### JOB
Note how many lines hold the string "микрофона" and give that number without any other words.

(Stored items)
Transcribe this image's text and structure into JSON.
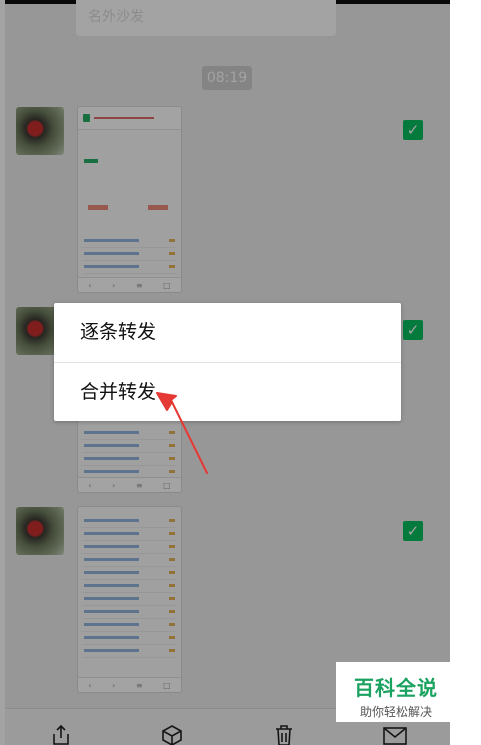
{
  "chat": {
    "time": "08:19",
    "preview_bubble_text": "名外沙发"
  },
  "messages": [
    {
      "checked": true,
      "check_glyph": "✓"
    },
    {
      "checked": true,
      "check_glyph": "✓"
    },
    {
      "checked": true,
      "check_glyph": "✓"
    }
  ],
  "forward_menu": {
    "one_by_one": "逐条转发",
    "merge": "合并转发"
  },
  "toolbar": {
    "share_icon": "share-icon",
    "favorite_icon": "favorite-box-icon",
    "delete_icon": "trash-icon",
    "mail_icon": "mail-icon"
  },
  "watermark": {
    "title": "百科全说",
    "subtitle": "助你轻松解决"
  },
  "colors": {
    "accent_green": "#07c160",
    "arrow_red": "#e53935"
  }
}
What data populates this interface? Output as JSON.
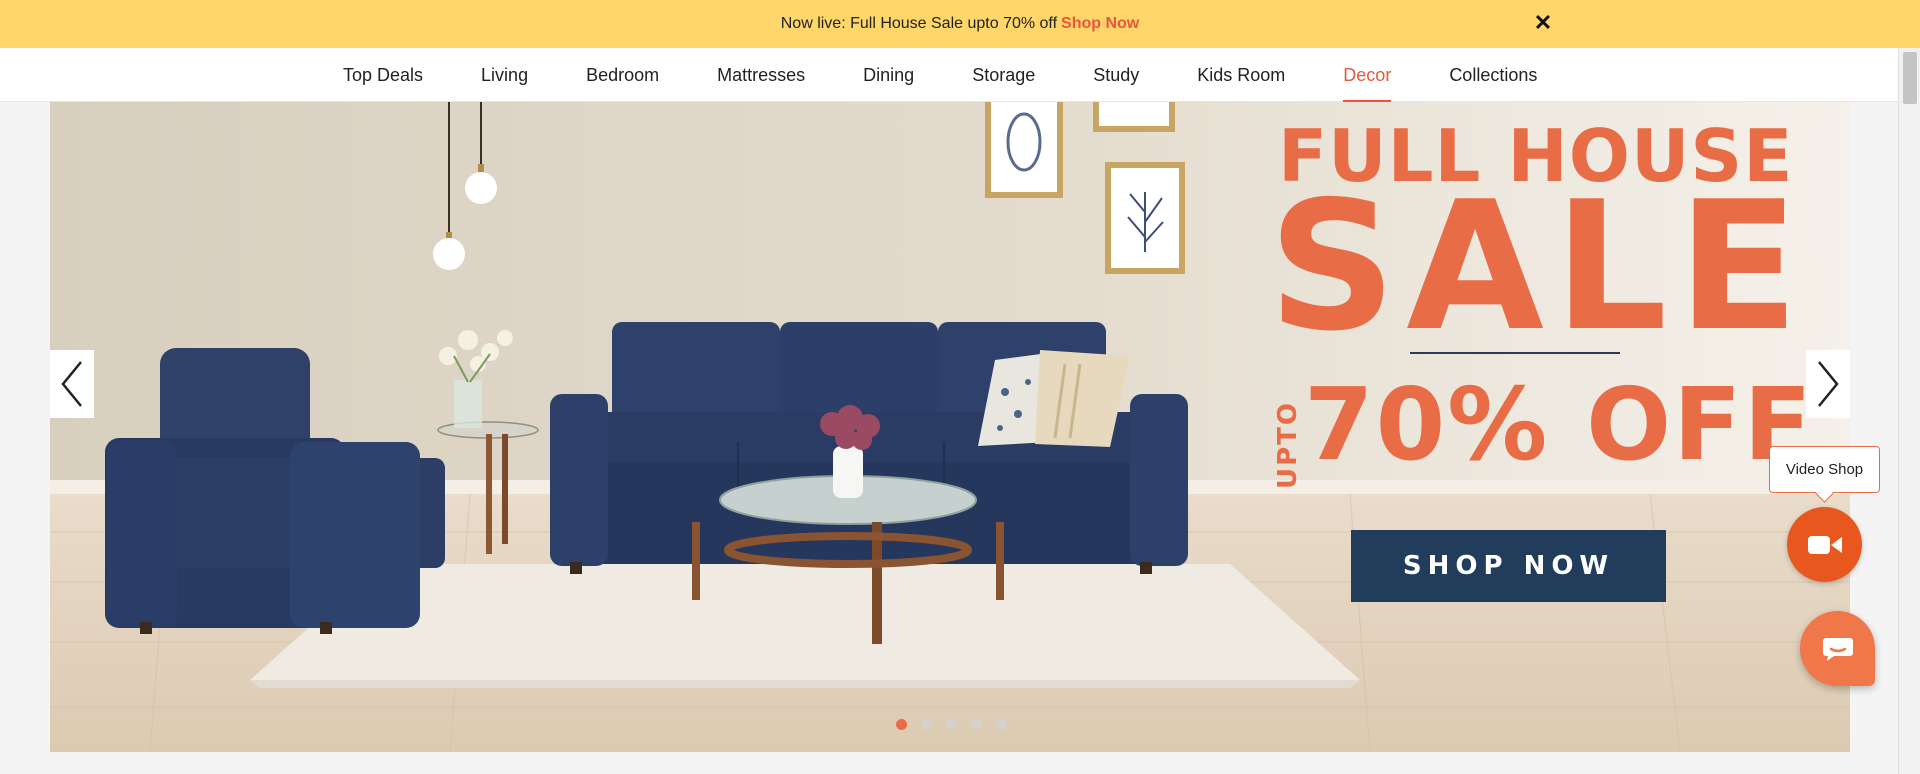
{
  "promo": {
    "text": "Now live: Full House Sale upto 70% off",
    "cta": "Shop Now",
    "close_icon": "close-icon"
  },
  "nav": {
    "items": [
      {
        "label": "Top Deals"
      },
      {
        "label": "Living"
      },
      {
        "label": "Bedroom"
      },
      {
        "label": "Mattresses"
      },
      {
        "label": "Dining"
      },
      {
        "label": "Storage"
      },
      {
        "label": "Study"
      },
      {
        "label": "Kids Room"
      },
      {
        "label": "Decor",
        "active": true
      },
      {
        "label": "Collections"
      }
    ]
  },
  "hero": {
    "headline_1": "FULL HOUSE",
    "headline_2": "SALE",
    "upto": "UPTO",
    "discount": "70% OFF",
    "cta": "SHOP NOW",
    "slides_total": 5,
    "active_slide": 1
  },
  "widgets": {
    "video_label": "Video Shop",
    "video_icon": "video-camera-icon",
    "chat_icon": "chat-icon"
  },
  "colors": {
    "promo_bg": "#ffd66a",
    "accent": "#e8573b",
    "sale_text": "#e86c45",
    "cta_bg": "#213d5b",
    "sofa": "#2c3e63"
  }
}
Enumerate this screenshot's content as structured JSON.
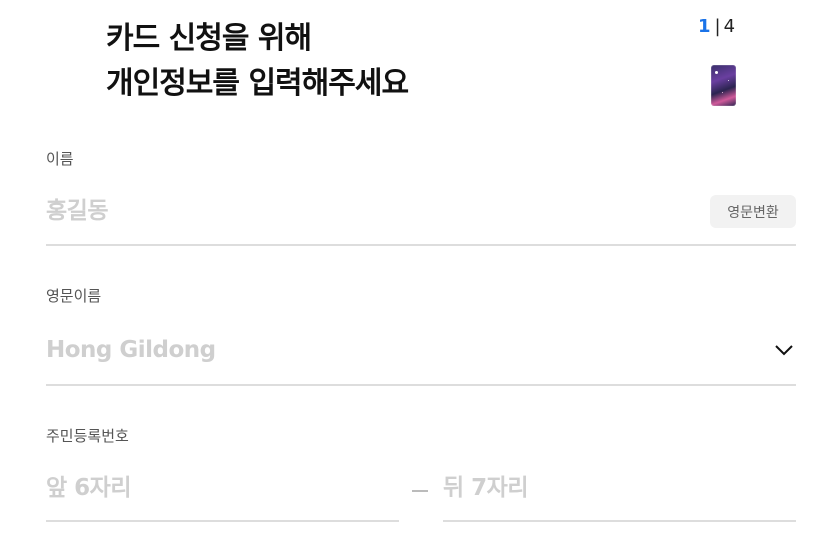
{
  "header": {
    "title_line1": "카드 신청을 위해",
    "title_line2": "개인정보를 입력해주세요",
    "step_current": "1",
    "step_separator": "|",
    "step_total": "4",
    "card_image": "card-thumbnail"
  },
  "fields": {
    "name": {
      "label": "이름",
      "placeholder": "홍길동",
      "convert_button": "영문변환"
    },
    "english_name": {
      "label": "영문이름",
      "placeholder": "Hong Gildong",
      "icon": "chevron-down-icon"
    },
    "resident_number": {
      "label": "주민등록번호",
      "front_placeholder": "앞 6자리",
      "back_placeholder": "뒤 7자리"
    }
  },
  "colors": {
    "accent": "#1a73e8",
    "placeholder": "#cfcfcf",
    "divider": "#dddddd"
  }
}
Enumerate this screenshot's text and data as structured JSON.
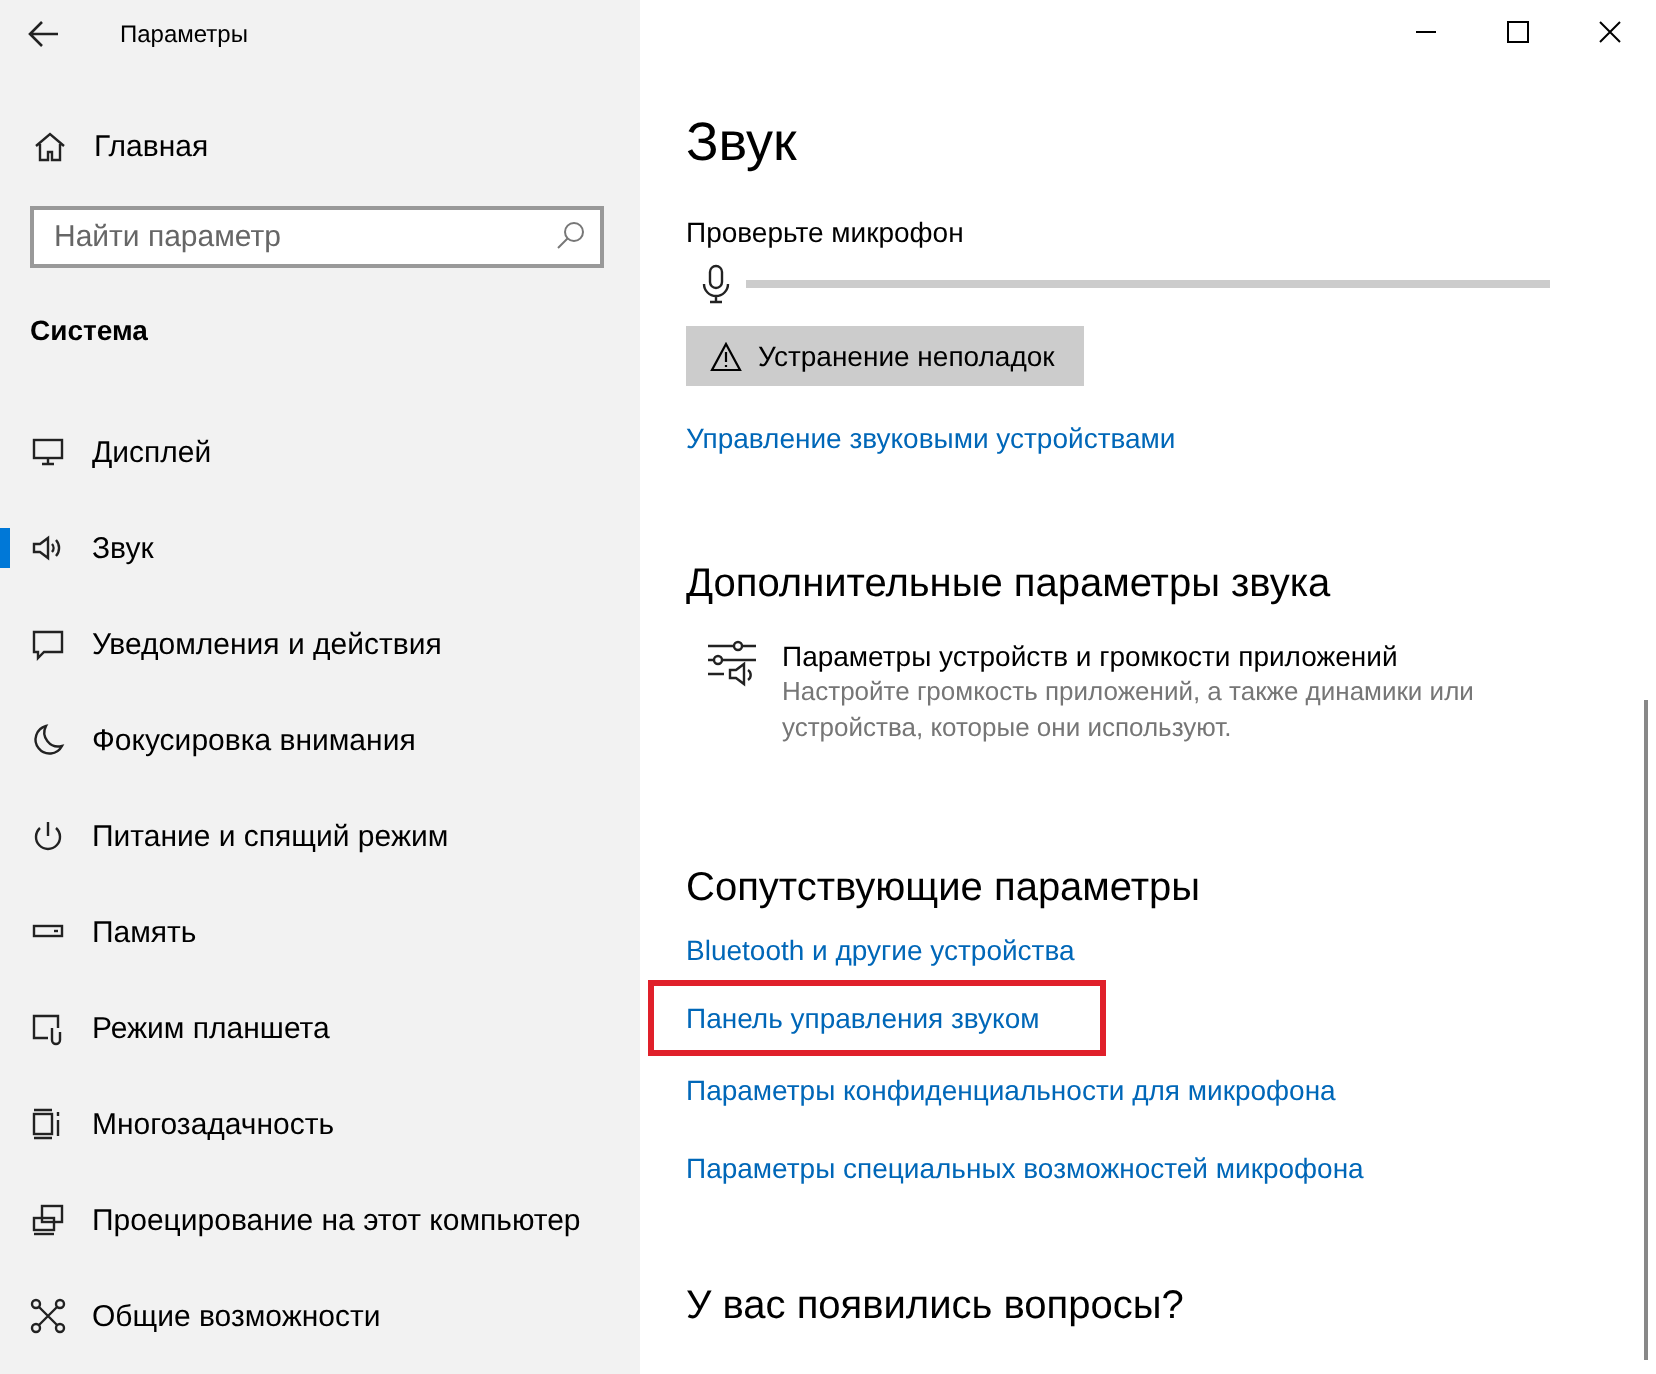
{
  "window": {
    "title": "Параметры"
  },
  "sidebar": {
    "home": "Главная",
    "search": {
      "placeholder": "Найти параметр"
    },
    "section": "Система",
    "items": [
      {
        "label": "Дисплей",
        "selected": false
      },
      {
        "label": "Звук",
        "selected": true
      },
      {
        "label": "Уведомления и действия",
        "selected": false
      },
      {
        "label": "Фокусировка внимания",
        "selected": false
      },
      {
        "label": "Питание и спящий режим",
        "selected": false
      },
      {
        "label": "Память",
        "selected": false
      },
      {
        "label": "Режим планшета",
        "selected": false
      },
      {
        "label": "Многозадачность",
        "selected": false
      },
      {
        "label": "Проецирование на этот компьютер",
        "selected": false
      },
      {
        "label": "Общие возможности",
        "selected": false
      }
    ]
  },
  "content": {
    "title": "Звук",
    "mic_test": {
      "label": "Проверьте микрофон",
      "level": 0
    },
    "troubleshoot_button": "Устранение неполадок",
    "manage_link": "Управление звуковыми устройствами",
    "advanced": {
      "heading": "Дополнительные параметры звука",
      "item": {
        "title": "Параметры устройств и громкости приложений",
        "description": "Настройте громкость приложений, а также динамики или устройства, которые они используют."
      }
    },
    "related": {
      "heading": "Сопутствующие параметры",
      "links": [
        {
          "label": "Bluetooth и другие устройства",
          "highlighted": false
        },
        {
          "label": "Панель управления звуком",
          "highlighted": true
        },
        {
          "label": "Параметры конфиденциальности для микрофона",
          "highlighted": false
        },
        {
          "label": "Параметры специальных возможностей микрофона",
          "highlighted": false
        }
      ]
    },
    "questions_heading": "У вас появились вопросы?"
  }
}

### CORRECT OUTPUT
2